— Task prompt —
Reproduce the rows below verbatim, beginning with the first and ending with the line that contains "deck-rim-wall (308, 338, 651, 493)".

* begin *

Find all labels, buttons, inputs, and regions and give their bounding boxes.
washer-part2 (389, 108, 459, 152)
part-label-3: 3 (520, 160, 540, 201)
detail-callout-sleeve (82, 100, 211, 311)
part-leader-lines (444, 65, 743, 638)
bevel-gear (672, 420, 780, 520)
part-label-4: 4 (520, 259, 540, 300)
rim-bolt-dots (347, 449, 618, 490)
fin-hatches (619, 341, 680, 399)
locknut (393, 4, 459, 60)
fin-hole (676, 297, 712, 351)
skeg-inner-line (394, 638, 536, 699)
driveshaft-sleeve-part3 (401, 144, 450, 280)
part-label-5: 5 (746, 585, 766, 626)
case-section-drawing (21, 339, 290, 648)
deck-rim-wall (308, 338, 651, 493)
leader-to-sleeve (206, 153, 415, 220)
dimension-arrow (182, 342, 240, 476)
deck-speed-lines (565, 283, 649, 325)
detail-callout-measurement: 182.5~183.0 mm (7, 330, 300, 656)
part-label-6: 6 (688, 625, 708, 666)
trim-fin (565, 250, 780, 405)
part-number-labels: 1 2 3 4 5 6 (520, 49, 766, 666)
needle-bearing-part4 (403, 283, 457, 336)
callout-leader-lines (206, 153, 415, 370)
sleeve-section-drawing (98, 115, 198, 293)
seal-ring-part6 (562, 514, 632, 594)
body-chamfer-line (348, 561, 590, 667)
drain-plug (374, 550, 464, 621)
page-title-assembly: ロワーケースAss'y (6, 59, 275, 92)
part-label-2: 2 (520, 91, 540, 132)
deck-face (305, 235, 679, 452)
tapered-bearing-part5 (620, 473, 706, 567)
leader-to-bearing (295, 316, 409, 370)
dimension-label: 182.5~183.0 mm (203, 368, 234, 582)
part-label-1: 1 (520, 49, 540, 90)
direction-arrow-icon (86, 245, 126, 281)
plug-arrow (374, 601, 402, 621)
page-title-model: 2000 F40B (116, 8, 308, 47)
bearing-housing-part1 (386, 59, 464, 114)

* end *

— Written reply —
Find all labels, buttons, inputs, and regions and give their bounding boxes.
washer-part2 (389, 108, 459, 152)
part-label-3: 3 (520, 160, 540, 201)
detail-callout-sleeve (82, 100, 211, 311)
part-leader-lines (444, 65, 743, 638)
bevel-gear (672, 420, 780, 520)
part-label-4: 4 (520, 259, 540, 300)
rim-bolt-dots (347, 449, 618, 490)
fin-hatches (619, 341, 680, 399)
locknut (393, 4, 459, 60)
fin-hole (676, 297, 712, 351)
skeg-inner-line (394, 638, 536, 699)
driveshaft-sleeve-part3 (401, 144, 450, 280)
part-label-5: 5 (746, 585, 766, 626)
case-section-drawing (21, 339, 290, 648)
deck-rim-wall (308, 338, 651, 493)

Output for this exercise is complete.